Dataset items
★ ★ ★ ★ ★ ★ ★

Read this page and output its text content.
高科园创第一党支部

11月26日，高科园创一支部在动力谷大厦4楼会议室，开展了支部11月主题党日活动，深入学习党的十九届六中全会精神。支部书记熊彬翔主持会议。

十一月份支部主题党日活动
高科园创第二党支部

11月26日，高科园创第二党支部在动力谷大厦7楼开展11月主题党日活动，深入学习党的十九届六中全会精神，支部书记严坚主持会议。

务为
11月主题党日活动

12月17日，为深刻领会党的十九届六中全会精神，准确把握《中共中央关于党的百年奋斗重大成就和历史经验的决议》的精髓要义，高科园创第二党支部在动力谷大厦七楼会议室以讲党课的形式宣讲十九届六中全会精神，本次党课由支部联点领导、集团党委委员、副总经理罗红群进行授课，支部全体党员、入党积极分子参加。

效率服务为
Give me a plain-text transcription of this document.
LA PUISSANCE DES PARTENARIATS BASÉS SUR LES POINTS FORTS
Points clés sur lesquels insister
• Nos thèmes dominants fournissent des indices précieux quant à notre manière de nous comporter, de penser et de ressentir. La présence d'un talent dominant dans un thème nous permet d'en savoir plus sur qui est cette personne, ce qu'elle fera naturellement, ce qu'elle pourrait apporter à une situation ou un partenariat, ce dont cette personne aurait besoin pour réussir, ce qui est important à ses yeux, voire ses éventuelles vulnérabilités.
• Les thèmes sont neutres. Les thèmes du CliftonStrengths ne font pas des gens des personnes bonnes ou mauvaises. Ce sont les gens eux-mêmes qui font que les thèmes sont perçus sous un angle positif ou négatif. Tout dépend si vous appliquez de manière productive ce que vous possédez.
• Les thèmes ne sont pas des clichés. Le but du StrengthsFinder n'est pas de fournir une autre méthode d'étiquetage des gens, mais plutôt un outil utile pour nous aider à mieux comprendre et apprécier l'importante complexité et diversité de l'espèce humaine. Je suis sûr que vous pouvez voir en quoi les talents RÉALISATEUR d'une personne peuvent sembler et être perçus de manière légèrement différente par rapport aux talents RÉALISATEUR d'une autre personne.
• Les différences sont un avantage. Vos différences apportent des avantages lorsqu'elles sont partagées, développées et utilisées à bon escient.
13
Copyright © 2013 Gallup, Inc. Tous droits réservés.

★ ★ ★ ★ ★ ★ ★

:: INSTRUCTIONS TO FOLLOW ::
State how many lines in the entries above include the word "gens"; reply with the number alone.

:: EXERCISE RESPONSE ::
2